— Start of DATA ROWS —

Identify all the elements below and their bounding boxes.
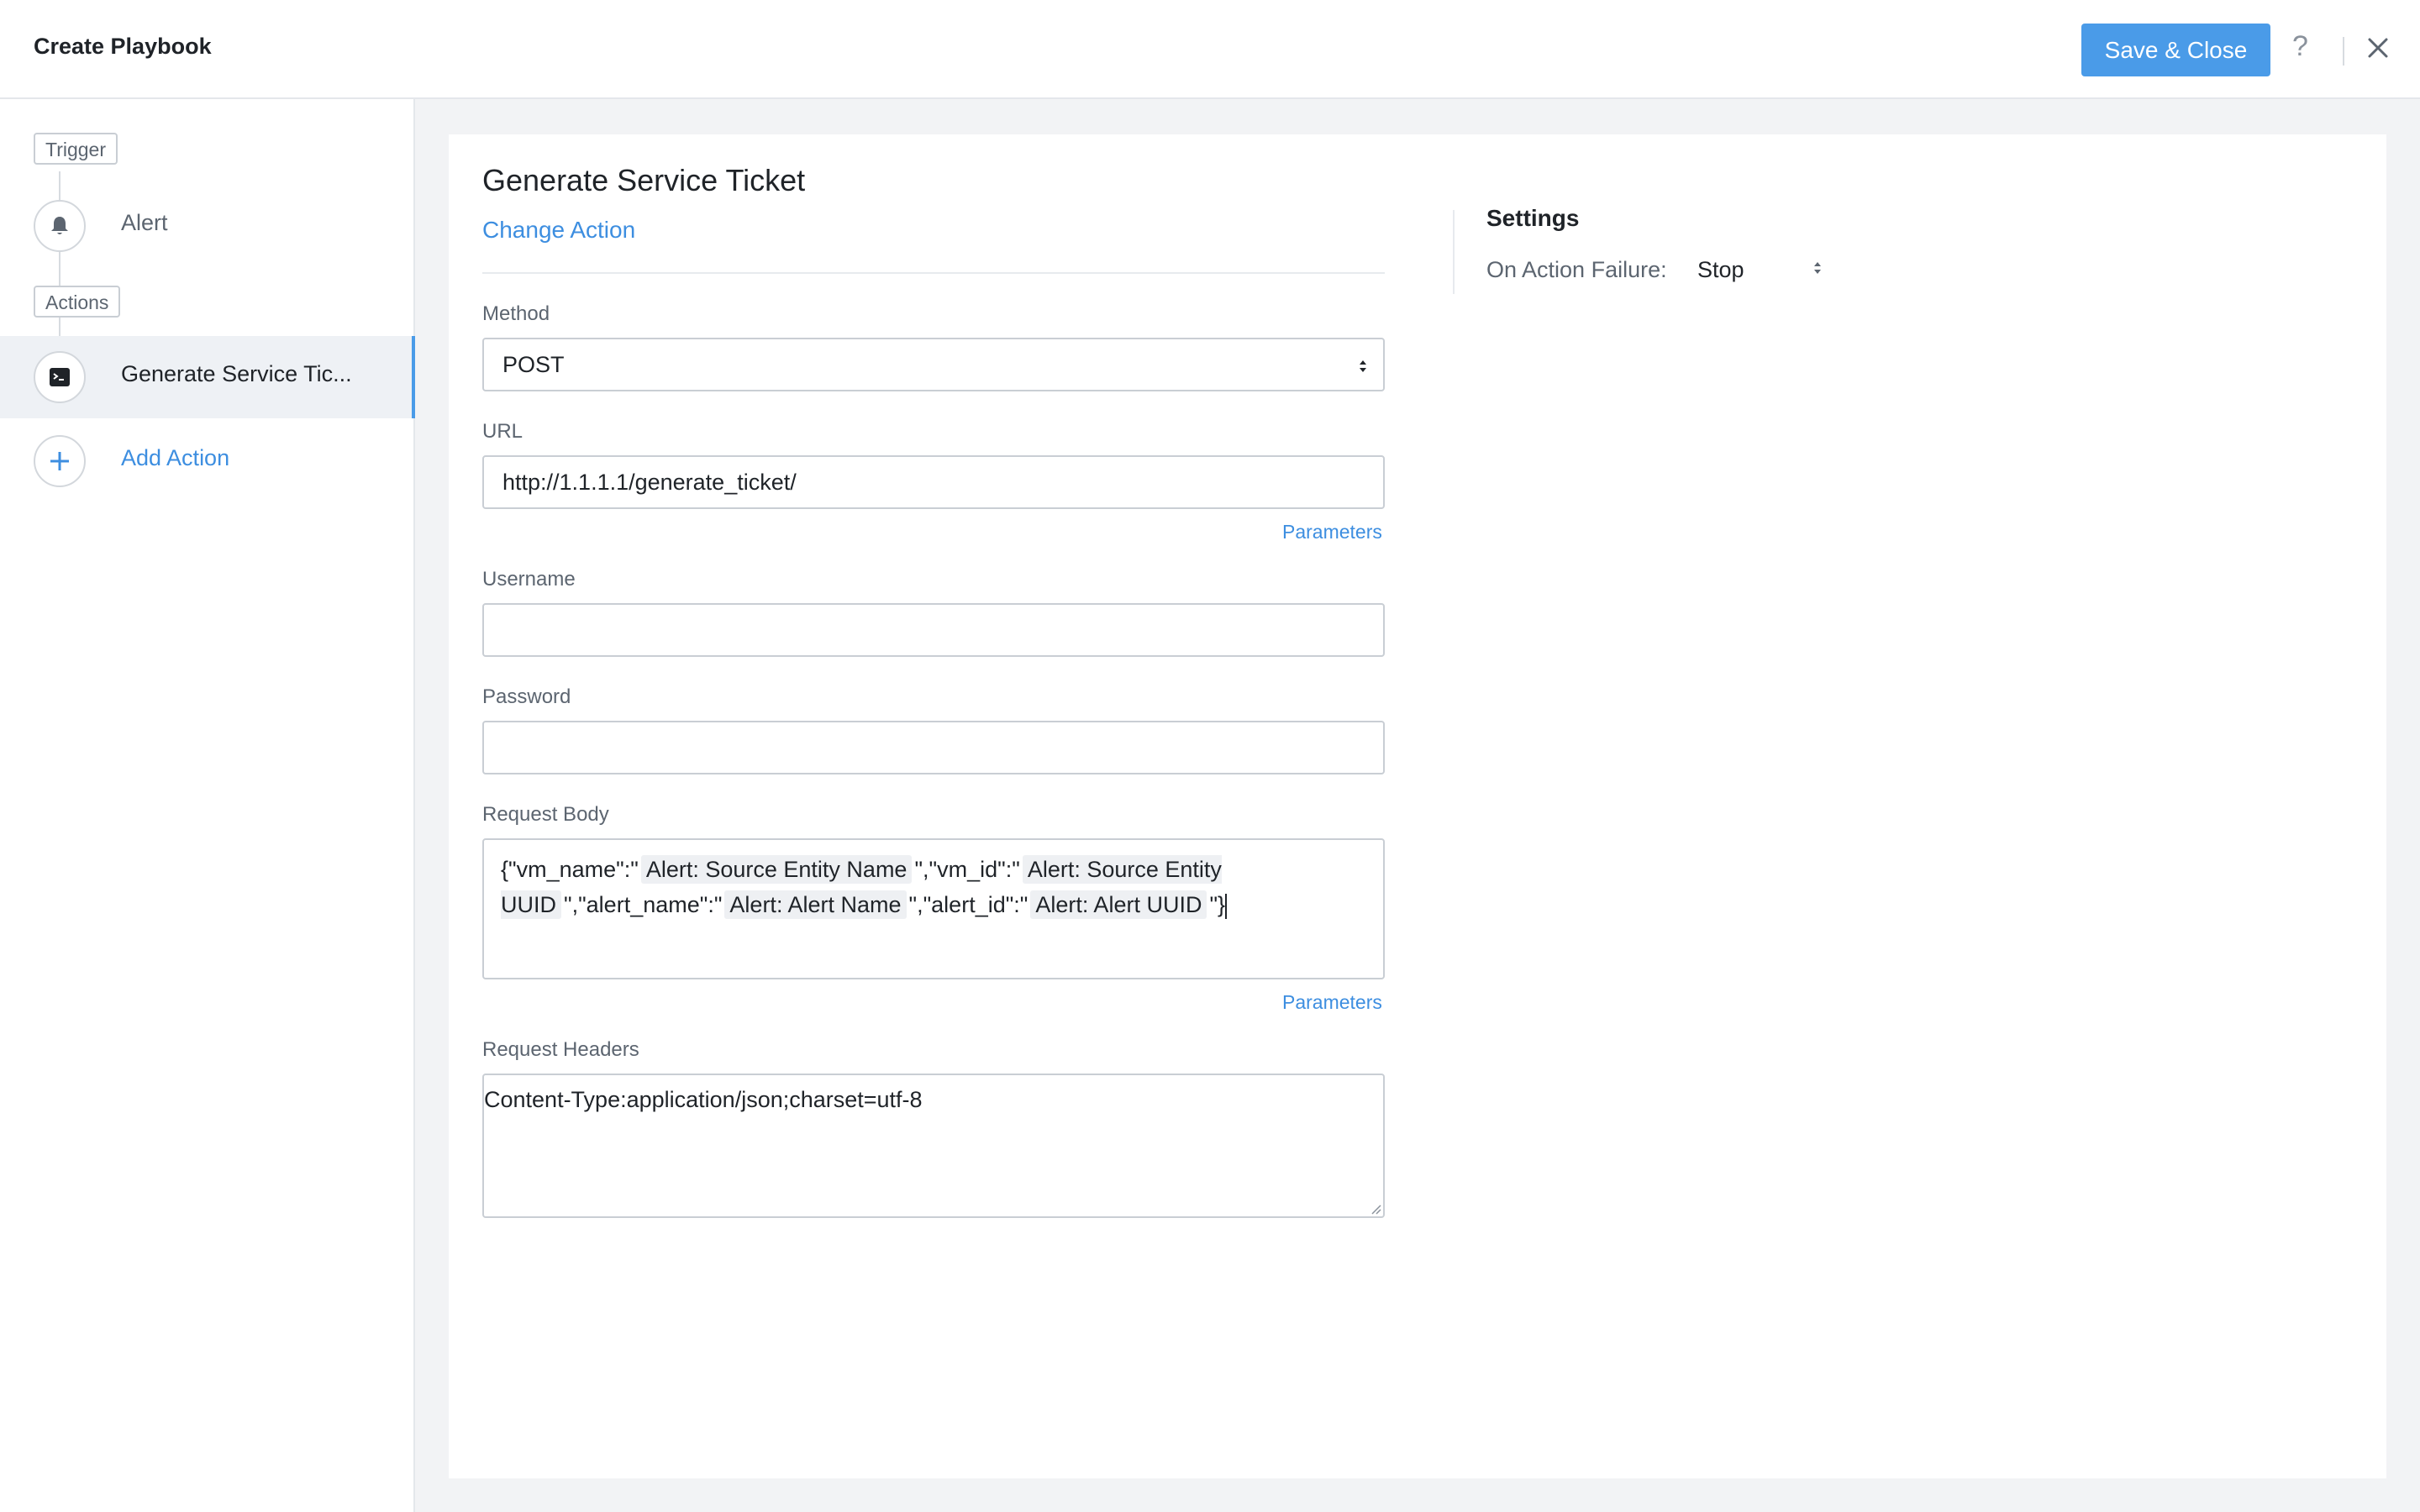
actions-tag: Actions	[34, 286, 121, 318]
sidebar-item-label[interactable]: Generate Service Tic...	[121, 361, 352, 387]
url-value: http://1.1.1.1/generate_ticket/	[502, 470, 797, 495]
parameter-token[interactable]: Alert: Alert UUID	[1030, 890, 1207, 919]
url-label: URL	[482, 420, 523, 443]
action-title: Generate Service Ticket	[482, 163, 806, 197]
trigger-tag: Trigger	[34, 133, 118, 165]
sort-arrows-icon	[1360, 360, 1366, 372]
parameter-token[interactable]: Alert: Alert Name	[724, 890, 907, 919]
bell-icon	[51, 217, 68, 234]
username-label: Username	[482, 568, 576, 591]
section-divider	[482, 272, 1385, 274]
change-action-link[interactable]: Change Action	[482, 217, 635, 244]
url-input[interactable]: http://1.1.1.1/generate_ticket/	[482, 455, 1385, 509]
request-body-content: {"vm_name":" Alert: Source Entity Name ","…	[501, 852, 1349, 922]
close-icon[interactable]	[2365, 35, 2391, 60]
request-body-label: Request Body	[482, 803, 609, 826]
on-action-failure-label: On Action Failure:	[1486, 257, 1667, 282]
settings-title: Settings	[1486, 205, 1580, 231]
save-and-close-button[interactable]: Save & Close	[2081, 24, 2270, 76]
resize-handle-icon[interactable]	[1368, 1201, 1381, 1215]
sort-arrows-icon	[1814, 262, 1821, 274]
body-parameters-link[interactable]: Parameters	[1282, 991, 1382, 1014]
password-input[interactable]	[482, 721, 1385, 774]
on-action-failure-value: Stop	[1697, 257, 1744, 282]
body-text: ","alert_name":"	[564, 892, 723, 917]
trigger-node[interactable]	[34, 200, 86, 252]
sidebar-item-alert[interactable]: Alert	[121, 210, 168, 236]
body-text: "}	[1209, 892, 1226, 917]
body-text: ","alert_id":"	[908, 892, 1028, 917]
help-icon[interactable]: ?	[2292, 32, 2308, 60]
request-headers-value: Content-Type:application/json;charset=ut…	[484, 1087, 923, 1112]
terminal-icon	[50, 368, 70, 386]
username-input[interactable]	[482, 603, 1385, 657]
url-parameters-link[interactable]: Parameters	[1282, 521, 1382, 543]
method-value: POST	[502, 352, 565, 377]
plus-icon	[50, 452, 69, 470]
settings-divider	[1453, 210, 1455, 294]
text-caret	[1225, 893, 1228, 919]
method-select[interactable]: POST	[482, 338, 1385, 391]
body-text: {"vm_name":"	[501, 857, 639, 882]
password-label: Password	[482, 685, 571, 708]
body-text: ","vm_id":"	[914, 857, 1020, 882]
method-label: Method	[482, 302, 550, 325]
request-headers-label: Request Headers	[482, 1038, 639, 1061]
parameter-token[interactable]: Alert: Source Entity Name	[640, 855, 913, 884]
page-title: Create Playbook	[34, 34, 212, 59]
top-bar: Create Playbook Save & Close ?	[0, 0, 2420, 99]
add-action-link[interactable]: Add Action	[121, 445, 229, 471]
action-node[interactable]	[34, 351, 86, 403]
add-action-node[interactable]	[34, 435, 86, 487]
request-body-editor[interactable]: {"vm_name":" Alert: Source Entity Name ","…	[482, 838, 1385, 979]
on-action-failure-select[interactable]: Stop	[1697, 257, 1823, 286]
action-panel	[449, 134, 2386, 1478]
request-headers-textarea[interactable]: Content-Type:application/json;charset=ut…	[482, 1074, 1385, 1218]
playbook-sidebar: Trigger Alert Actions Generate Service T…	[0, 99, 415, 1512]
header-divider	[2343, 37, 2344, 66]
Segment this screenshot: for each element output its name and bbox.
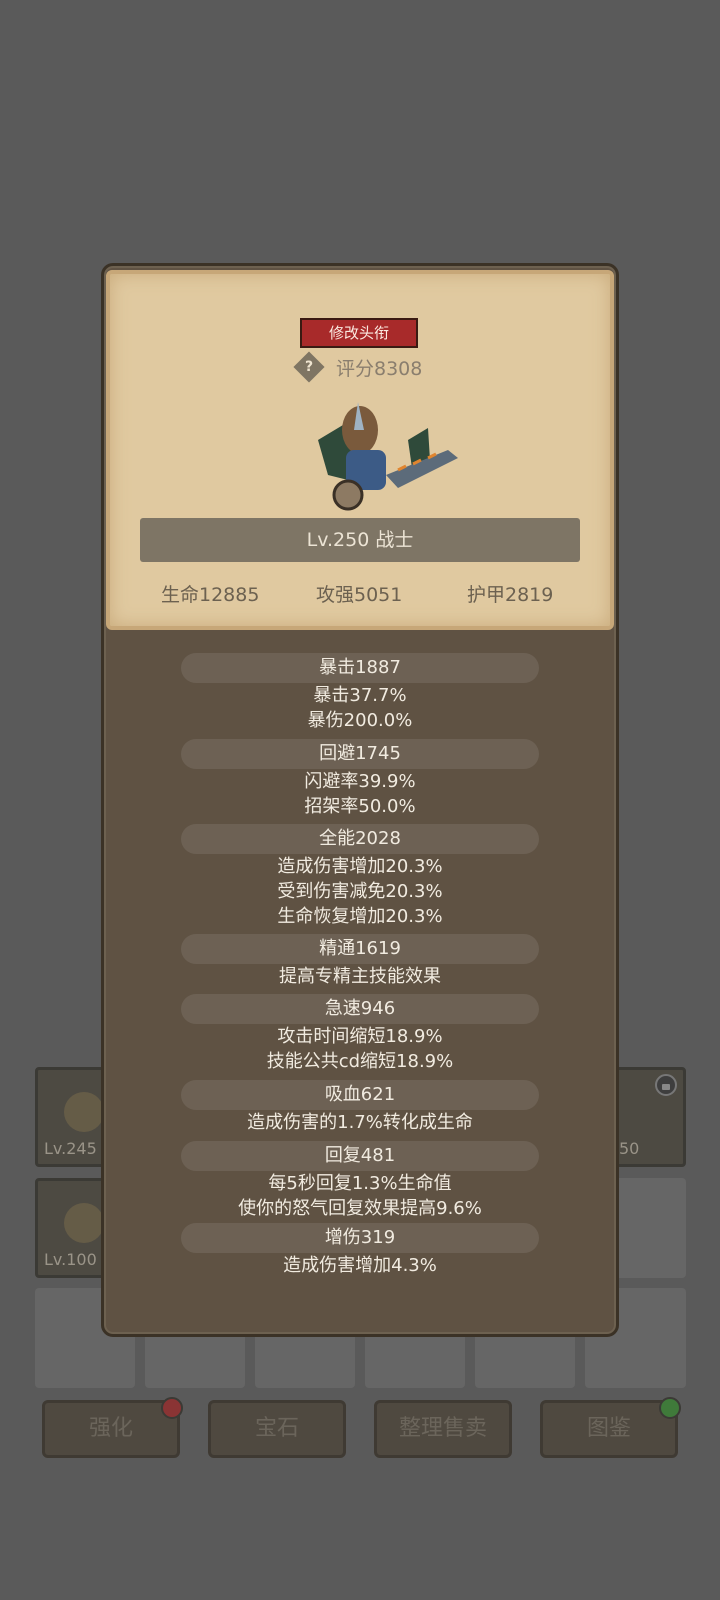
- attribute-line: 每5秒回复1.3%生命值: [268, 1173, 452, 1194]
- sort-sell-label: 整理售卖: [398, 1416, 487, 1441]
- lock-icon: [655, 1074, 677, 1096]
- attribute-line: 提高专精主技能效果: [279, 966, 441, 987]
- attribute-line: 暴伤200.0%: [307, 710, 413, 731]
- attribute-line: 使你的怒气回复效果提高9.6%: [238, 1198, 482, 1219]
- attribute-title: 全能2028: [181, 824, 539, 854]
- attribute-line: 攻击时间缩短18.9%: [277, 1026, 443, 1047]
- gem-label: 宝石: [254, 1416, 299, 1441]
- attribute-line: 受到伤害减免20.3%: [277, 881, 443, 902]
- attribute-line: 技能公共cd缩短18.9%: [266, 1051, 454, 1072]
- attribute-line: 造成伤害的1.7%转化成生命: [247, 1112, 473, 1133]
- slot-level: 50: [619, 1139, 640, 1158]
- attribute-title: 吸血621: [181, 1080, 539, 1110]
- stat-attack: 攻强5051: [316, 584, 403, 606]
- alert-badge: [161, 1397, 183, 1419]
- collection-button[interactable]: 图鉴: [540, 1397, 681, 1458]
- inventory-slot-empty[interactable]: [612, 1178, 686, 1278]
- attribute-line: 闪避率39.9%: [304, 771, 416, 792]
- collection-label: 图鉴: [586, 1416, 631, 1441]
- attribute-line: 造成伤害增加4.3%: [283, 1255, 437, 1276]
- rename-title-button[interactable]: 修改头衔: [300, 318, 418, 348]
- attribute-title: 回避1745: [181, 739, 539, 769]
- stat-hp: 生命12885: [161, 584, 260, 606]
- attribute-line: 暴击37.7%: [313, 685, 407, 706]
- enhance-button[interactable]: 强化: [42, 1397, 183, 1458]
- inventory-slot-2[interactable]: Lv.100: [35, 1178, 111, 1278]
- attribute-line: 招架率50.0%: [304, 796, 416, 817]
- attribute-title: 精通1619: [181, 934, 539, 964]
- attribute-title: 回复481: [181, 1141, 539, 1171]
- gem-button[interactable]: 宝石: [208, 1400, 346, 1458]
- sort-sell-button[interactable]: 整理售卖: [374, 1400, 512, 1458]
- attribute-title: 急速946: [181, 994, 539, 1024]
- inventory-slot-locked[interactable]: 50: [612, 1067, 686, 1167]
- stat-armor: 护甲2819: [467, 584, 554, 606]
- attribute-title: 暴击1887: [181, 653, 539, 683]
- slot-level: Lv.245: [44, 1139, 97, 1158]
- slot-level: Lv.100: [44, 1250, 97, 1269]
- attribute-line: 生命恢复增加20.3%: [277, 906, 443, 927]
- warrior-avatar: [318, 402, 458, 511]
- help-icon[interactable]: ?: [293, 351, 325, 383]
- enhance-label: 强化: [88, 1416, 133, 1441]
- level-class-bar: Lv.250 战士: [140, 518, 580, 562]
- attribute-line: 造成伤害增加20.3%: [277, 856, 443, 877]
- equipment-image: [64, 1092, 104, 1132]
- inventory-slot-1[interactable]: Lv.245: [35, 1067, 111, 1167]
- attribute-title: 增伤319: [181, 1223, 539, 1253]
- equipment-image: [64, 1203, 104, 1243]
- new-badge: [659, 1397, 681, 1419]
- score-text: 评分8308: [336, 358, 423, 380]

— End of DATA ROWS —

** BRIEF **
Can you print every row above word for word, leaving out the pictures?

** FINAL RESULT **
Identify all the elements below and their bounding boxes.
actions-tag: Actions	[34, 286, 121, 318]
sidebar-item-label[interactable]: Generate Service Tic...	[121, 361, 352, 387]
url-value: http://1.1.1.1/generate_ticket/	[502, 470, 797, 495]
parameter-token[interactable]: Alert: Alert UUID	[1030, 890, 1207, 919]
url-label: URL	[482, 420, 523, 443]
action-title: Generate Service Ticket	[482, 163, 806, 197]
trigger-tag: Trigger	[34, 133, 118, 165]
sort-arrows-icon	[1360, 360, 1366, 372]
parameter-token[interactable]: Alert: Alert Name	[724, 890, 907, 919]
bell-icon	[51, 217, 68, 234]
username-label: Username	[482, 568, 576, 591]
section-divider	[482, 272, 1385, 274]
change-action-link[interactable]: Change Action	[482, 217, 635, 244]
url-input[interactable]: http://1.1.1.1/generate_ticket/	[482, 455, 1385, 509]
request-body-content: {"vm_name":" Alert: Source Entity Name ","…	[501, 852, 1349, 922]
close-icon[interactable]	[2365, 35, 2391, 60]
request-body-label: Request Body	[482, 803, 609, 826]
on-action-failure-label: On Action Failure:	[1486, 257, 1667, 282]
settings-title: Settings	[1486, 205, 1580, 231]
save-and-close-button[interactable]: Save & Close	[2081, 24, 2270, 76]
resize-handle-icon[interactable]	[1368, 1201, 1381, 1215]
sort-arrows-icon	[1814, 262, 1821, 274]
body-parameters-link[interactable]: Parameters	[1282, 991, 1382, 1014]
password-input[interactable]	[482, 721, 1385, 774]
on-action-failure-value: Stop	[1697, 257, 1744, 282]
body-text: ","alert_name":"	[564, 892, 723, 917]
trigger-node[interactable]	[34, 200, 86, 252]
sidebar-item-alert[interactable]: Alert	[121, 210, 168, 236]
body-text: "}	[1209, 892, 1226, 917]
body-text: ","alert_id":"	[908, 892, 1028, 917]
help-icon[interactable]: ?	[2292, 32, 2308, 60]
request-headers-value: Content-Type:application/json;charset=ut…	[484, 1087, 923, 1112]
terminal-icon	[50, 368, 70, 386]
username-input[interactable]	[482, 603, 1385, 657]
url-parameters-link[interactable]: Parameters	[1282, 521, 1382, 543]
method-value: POST	[502, 352, 565, 377]
plus-icon	[50, 452, 69, 470]
settings-divider	[1453, 210, 1455, 294]
text-caret	[1225, 893, 1228, 919]
method-select[interactable]: POST	[482, 338, 1385, 391]
body-text: {"vm_name":"	[501, 857, 639, 882]
password-label: Password	[482, 685, 571, 708]
body-text: ","vm_id":"	[914, 857, 1020, 882]
method-label: Method	[482, 302, 550, 325]
request-headers-label: Request Headers	[482, 1038, 639, 1061]
parameter-token[interactable]: Alert: Source Entity Name	[640, 855, 913, 884]
page-title: Create Playbook	[34, 34, 212, 59]
top-bar: Create Playbook Save & Close ?	[0, 0, 2420, 99]
add-action-link[interactable]: Add Action	[121, 445, 229, 471]
action-node[interactable]	[34, 351, 86, 403]
add-action-node[interactable]	[34, 435, 86, 487]
request-body-editor[interactable]: {"vm_name":" Alert: Source Entity Name ","…	[482, 838, 1385, 979]
on-action-failure-select[interactable]: Stop	[1697, 257, 1823, 286]
action-panel	[449, 134, 2386, 1478]
request-headers-textarea[interactable]: Content-Type:application/json;charset=ut…	[482, 1074, 1385, 1218]
playbook-sidebar: Trigger Alert Actions Generate Service T…	[0, 99, 415, 1512]
header-divider	[2343, 37, 2344, 66]
Segment this screenshot: for each element output its name and bbox.
- attribute-line: 每5秒回复1.3%生命值: [268, 1173, 452, 1194]
- sort-sell-label: 整理售卖: [398, 1416, 487, 1441]
- lock-icon: [655, 1074, 677, 1096]
- attribute-line: 提高专精主技能效果: [279, 966, 441, 987]
- attribute-line: 暴伤200.0%: [307, 710, 413, 731]
- attribute-line: 使你的怒气回复效果提高9.6%: [238, 1198, 482, 1219]
- attribute-title: 全能2028: [181, 824, 539, 854]
- attribute-line: 攻击时间缩短18.9%: [277, 1026, 443, 1047]
- gem-label: 宝石: [254, 1416, 299, 1441]
- attribute-line: 受到伤害减免20.3%: [277, 881, 443, 902]
- attribute-line: 技能公共cd缩短18.9%: [266, 1051, 454, 1072]
- attribute-line: 造成伤害的1.7%转化成生命: [247, 1112, 473, 1133]
- slot-level: 50: [619, 1139, 640, 1158]
- attribute-title: 吸血621: [181, 1080, 539, 1110]
- stat-attack: 攻强5051: [316, 584, 403, 606]
- alert-badge: [161, 1397, 183, 1419]
- collection-button[interactable]: 图鉴: [540, 1397, 681, 1458]
- inventory-slot-empty[interactable]: [612, 1178, 686, 1278]
- attribute-line: 闪避率39.9%: [304, 771, 416, 792]
- collection-label: 图鉴: [586, 1416, 631, 1441]
- attribute-line: 造成伤害增加4.3%: [283, 1255, 437, 1276]
- rename-title-button[interactable]: 修改头衔: [300, 318, 418, 348]
- attribute-title: 回避1745: [181, 739, 539, 769]
- stat-hp: 生命12885: [161, 584, 260, 606]
- attribute-line: 暴击37.7%: [313, 685, 407, 706]
- enhance-button[interactable]: 强化: [42, 1397, 183, 1458]
- inventory-slot-2[interactable]: Lv.100: [35, 1178, 111, 1278]
- attribute-line: 招架率50.0%: [304, 796, 416, 817]
- attribute-title: 精通1619: [181, 934, 539, 964]
- attribute-title: 回复481: [181, 1141, 539, 1171]
- gem-button[interactable]: 宝石: [208, 1400, 346, 1458]
- sort-sell-button[interactable]: 整理售卖: [374, 1400, 512, 1458]
- attribute-title: 急速946: [181, 994, 539, 1024]
- inventory-slot-locked[interactable]: 50: [612, 1067, 686, 1167]
- stat-armor: 护甲2819: [467, 584, 554, 606]
- attribute-title: 暴击1887: [181, 653, 539, 683]
- slot-level: Lv.245: [44, 1139, 97, 1158]
- slot-level: Lv.100: [44, 1250, 97, 1269]
- attribute-line: 生命恢复增加20.3%: [277, 906, 443, 927]
- warrior-avatar: [318, 402, 458, 511]
- help-icon[interactable]: ?: [293, 351, 325, 383]
- enhance-label: 强化: [88, 1416, 133, 1441]
- level-class-bar: Lv.250 战士: [140, 518, 580, 562]
- attribute-line: 造成伤害增加20.3%: [277, 856, 443, 877]
- equipment-image: [64, 1092, 104, 1132]
- inventory-slot-1[interactable]: Lv.245: [35, 1067, 111, 1167]
- attribute-title: 增伤319: [181, 1223, 539, 1253]
- equipment-image: [64, 1203, 104, 1243]
- new-badge: [659, 1397, 681, 1419]
- score-text: 评分8308: [336, 358, 423, 380]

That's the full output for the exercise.